**Work to do:** Write out the whole listing, matching it exactly.

**Records provided:**
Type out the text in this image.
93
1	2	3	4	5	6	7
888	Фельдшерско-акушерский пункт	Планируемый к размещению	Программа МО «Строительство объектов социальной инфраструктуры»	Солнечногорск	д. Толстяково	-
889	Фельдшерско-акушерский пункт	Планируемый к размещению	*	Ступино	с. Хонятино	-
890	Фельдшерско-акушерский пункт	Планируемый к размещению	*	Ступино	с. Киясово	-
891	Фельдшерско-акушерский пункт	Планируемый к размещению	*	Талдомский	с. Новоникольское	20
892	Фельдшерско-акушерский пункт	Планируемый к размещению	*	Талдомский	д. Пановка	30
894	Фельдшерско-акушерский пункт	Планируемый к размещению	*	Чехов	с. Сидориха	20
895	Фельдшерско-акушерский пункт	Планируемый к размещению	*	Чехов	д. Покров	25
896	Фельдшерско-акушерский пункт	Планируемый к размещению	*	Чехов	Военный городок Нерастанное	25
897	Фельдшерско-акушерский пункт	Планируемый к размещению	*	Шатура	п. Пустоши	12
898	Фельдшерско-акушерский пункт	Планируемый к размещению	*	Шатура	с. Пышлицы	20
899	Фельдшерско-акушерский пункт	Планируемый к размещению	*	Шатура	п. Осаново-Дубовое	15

**Task output:**
Type out the text in this image.
93
1	2	3	4	5	6	7
888	Фельдшерско-акушерский пункт	Планируемый к размещению	Программа МО «Строительство объектов социальной инфраструктуры»	Солнечногорск	д. Толстяково	-
889	Фельдшерско-акушерский пункт	Планируемый к размещению	*	Ступино	с. Хонятино	-
890	Фельдшерско-акушерский пункт	Планируемый к размещению	*	Ступино	с. Киясово	-
891	Фельдшерско-акушерский пункт	Планируемый к размещению	*	Талдомский	с. Новоникольское	20
892	Фельдшерско-акушерский пункт	Планируемый к размещению	*	Талдомский	д. Пановка	30
894	Фельдшерско-акушерский пункт	Планируемый к размещению	*	Чехов	с. Сидориха	20
895	Фельдшерско-акушерский пункт	Планируемый к размещению	*	Чехов	д. Покров	25
896	Фельдшерско-акушерский пункт	Планируемый к размещению	*	Чехов	Военный городок Нерастанное	25
897	Фельдшерско-акушерский пункт	Планируемый к размещению	*	Шатура	п. Пустоши	12
898	Фельдшерско-акушерский пункт	Планируемый к размещению	*	Шатура	с. Пышлицы	20
899	Фельдшерско-акушерский пункт	Планируемый к размещению	*	Шатура	п. Осаново-Дубовое	15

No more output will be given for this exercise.